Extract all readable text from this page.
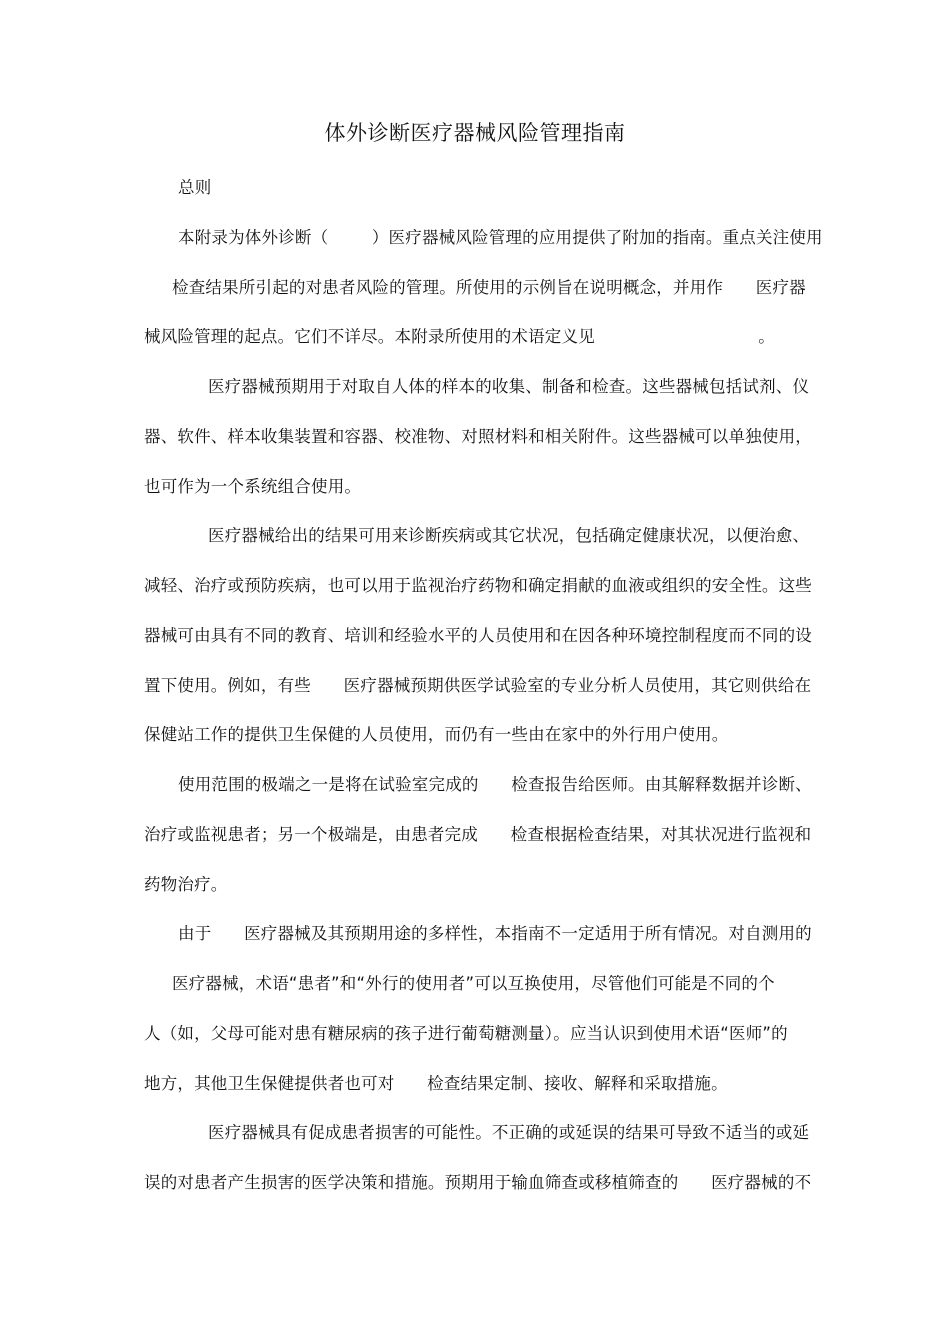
体外诊断医疗器械风险管理指南
总则
本附录为体外诊断（        ）医疗器械风险管理的应用提供了附加的指南。重点关注使用
检查结果所引起的对患者风险的管理。所使用的示例旨在说明概念，并用作      医疗器
械风险管理的起点。它们不详尽。本附录所使用的术语定义见                              。
医疗器械预期用于对取自人体的样本的收集、制备和检查。这些器械包括试剂、仪
器、软件、样本收集装置和容器、校准物、对照材料和相关附件。这些器械可以单独使用，
也可作为一个系统组合使用。
医疗器械给出的结果可用来诊断疾病或其它状况，包括确定健康状况，以便治愈、
减轻、治疗或预防疾病，也可以用于监视治疗药物和确定捐献的血液或组织的安全性。这些
器械可由具有不同的教育、培训和经验水平的人员使用和在因各种环境控制程度而不同的设
置下使用。例如，有些      医疗器械预期供医学试验室的专业分析人员使用，其它则供给在
保健站工作的提供卫生保健的人员使用，而仍有一些由在家中的外行用户使用。
使用范围的极端之一是将在试验室完成的      检查报告给医师。由其解释数据并诊断、
治疗或监视患者；另一个极端是，由患者完成      检查根据检查结果，对其状况进行监视和
药物治疗。
由于      医疗器械及其预期用途的多样性，本指南不一定适用于所有情况。对自测用的
医疗器械，术语“患者”和“外行的使用者”可以互换使用，尽管他们可能是不同的个
人（如，父母可能对患有糖尿病的孩子进行葡萄糖测量）。应当认识到使用术语“医师”的
地方，其他卫生保健提供者也可对      检查结果定制、接收、解释和采取措施。
医疗器械具有促成患者损害的可能性。不正确的或延误的结果可导致不适当的或延
误的对患者产生损害的医学决策和措施。预期用于输血筛查或移植筛查的      医疗器械的不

========

=== Your objective ===
Reproduce the whole listing word for word, setting aside any pictures.

=== Task answer ===
Extract all readable text from this page.
体外诊断医疗器械风险管理指南
总则
本附录为体外诊断（        ）医疗器械风险管理的应用提供了附加的指南。重点关注使用
检查结果所引起的对患者风险的管理。所使用的示例旨在说明概念，并用作      医疗器
械风险管理的起点。它们不详尽。本附录所使用的术语定义见                              。
医疗器械预期用于对取自人体的样本的收集、制备和检查。这些器械包括试剂、仪
器、软件、样本收集装置和容器、校准物、对照材料和相关附件。这些器械可以单独使用，
也可作为一个系统组合使用。
医疗器械给出的结果可用来诊断疾病或其它状况，包括确定健康状况，以便治愈、
减轻、治疗或预防疾病，也可以用于监视治疗药物和确定捐献的血液或组织的安全性。这些
器械可由具有不同的教育、培训和经验水平的人员使用和在因各种环境控制程度而不同的设
置下使用。例如，有些      医疗器械预期供医学试验室的专业分析人员使用，其它则供给在
保健站工作的提供卫生保健的人员使用，而仍有一些由在家中的外行用户使用。
使用范围的极端之一是将在试验室完成的      检查报告给医师。由其解释数据并诊断、
治疗或监视患者；另一个极端是，由患者完成      检查根据检查结果，对其状况进行监视和
药物治疗。
由于      医疗器械及其预期用途的多样性，本指南不一定适用于所有情况。对自测用的
医疗器械，术语“患者”和“外行的使用者”可以互换使用，尽管他们可能是不同的个
人（如，父母可能对患有糖尿病的孩子进行葡萄糖测量）。应当认识到使用术语“医师”的
地方，其他卫生保健提供者也可对      检查结果定制、接收、解释和采取措施。
医疗器械具有促成患者损害的可能性。不正确的或延误的结果可导致不适当的或延
误的对患者产生损害的医学决策和措施。预期用于输血筛查或移植筛查的      医疗器械的不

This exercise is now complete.